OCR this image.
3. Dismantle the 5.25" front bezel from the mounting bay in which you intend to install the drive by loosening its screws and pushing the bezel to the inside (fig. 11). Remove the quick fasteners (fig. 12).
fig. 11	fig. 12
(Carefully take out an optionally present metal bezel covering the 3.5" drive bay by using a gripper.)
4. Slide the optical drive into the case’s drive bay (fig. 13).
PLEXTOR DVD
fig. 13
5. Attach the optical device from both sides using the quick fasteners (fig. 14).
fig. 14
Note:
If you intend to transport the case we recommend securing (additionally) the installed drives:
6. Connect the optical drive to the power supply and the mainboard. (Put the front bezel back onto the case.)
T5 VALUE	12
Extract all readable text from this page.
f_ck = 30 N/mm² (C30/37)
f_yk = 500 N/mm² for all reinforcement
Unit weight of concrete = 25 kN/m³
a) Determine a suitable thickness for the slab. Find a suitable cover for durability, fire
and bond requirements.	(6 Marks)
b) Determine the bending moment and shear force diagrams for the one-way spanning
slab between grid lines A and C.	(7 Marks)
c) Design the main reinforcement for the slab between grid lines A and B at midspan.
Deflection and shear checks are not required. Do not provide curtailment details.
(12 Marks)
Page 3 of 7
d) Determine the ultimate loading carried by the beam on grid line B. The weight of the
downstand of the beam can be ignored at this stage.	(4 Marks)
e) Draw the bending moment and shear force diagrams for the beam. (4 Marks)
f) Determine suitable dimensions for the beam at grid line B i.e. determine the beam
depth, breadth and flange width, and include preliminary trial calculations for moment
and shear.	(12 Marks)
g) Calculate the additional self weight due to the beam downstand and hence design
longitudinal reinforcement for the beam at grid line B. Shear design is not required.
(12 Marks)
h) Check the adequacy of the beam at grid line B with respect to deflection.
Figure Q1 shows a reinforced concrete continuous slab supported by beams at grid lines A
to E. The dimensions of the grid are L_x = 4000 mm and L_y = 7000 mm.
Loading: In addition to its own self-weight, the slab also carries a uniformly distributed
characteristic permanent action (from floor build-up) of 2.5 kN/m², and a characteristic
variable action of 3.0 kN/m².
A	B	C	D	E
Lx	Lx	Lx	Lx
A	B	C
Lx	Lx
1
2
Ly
....
# [TASK]
Retype the records above exactly.

# [RESULT OF THIS EXERCISE]
OCR this image.
3. Dismantle the 5.25" front bezel from the mounting bay in which you intend to install the drive by loosening its screws and pushing the bezel to the inside (fig. 11). Remove the quick fasteners (fig. 12).
fig. 11	fig. 12
(Carefully take out an optionally present metal bezel covering the 3.5" drive bay by using a gripper.)
4. Slide the optical drive into the case’s drive bay (fig. 13).
PLEXTOR DVD
fig. 13
5. Attach the optical device from both sides using the quick fasteners (fig. 14).
fig. 14
Note:
If you intend to transport the case we recommend securing (additionally) the installed drives:
6. Connect the optical drive to the power supply and the mainboard. (Put the front bezel back onto the case.)
T5 VALUE	12
Extract all readable text from this page.
f_ck = 30 N/mm² (C30/37)
f_yk = 500 N/mm² for all reinforcement
Unit weight of concrete = 25 kN/m³
a) Determine a suitable thickness for the slab. Find a suitable cover for durability, fire
and bond requirements.	(6 Marks)
b) Determine the bending moment and shear force diagrams for the one-way spanning
slab between grid lines A and C.	(7 Marks)
c) Design the main reinforcement for the slab between grid lines A and B at midspan.
Deflection and shear checks are not required. Do not provide curtailment details.
(12 Marks)
Page 3 of 7
d) Determine the ultimate loading carried by the beam on grid line B. The weight of the
downstand of the beam can be ignored at this stage.	(4 Marks)
e) Draw the bending moment and shear force diagrams for the beam. (4 Marks)
f) Determine suitable dimensions for the beam at grid line B i.e. determine the beam
depth, breadth and flange width, and include preliminary trial calculations for moment
and shear.	(12 Marks)
g) Calculate the additional self weight due to the beam downstand and hence design
longitudinal reinforcement for the beam at grid line B. Shear design is not required.
(12 Marks)
h) Check the adequacy of the beam at grid line B with respect to deflection.
Figure Q1 shows a reinforced concrete continuous slab supported by beams at grid lines A
to E. The dimensions of the grid are L_x = 4000 mm and L_y = 7000 mm.
Loading: In addition to its own self-weight, the slab also carries a uniformly distributed
characteristic permanent action (from floor build-up) of 2.5 kN/m², and a characteristic
variable action of 3.0 kN/m².
A	B	C	D	E
Lx	Lx	Lx	Lx
A	B	C
Lx	Lx
1
2
Ly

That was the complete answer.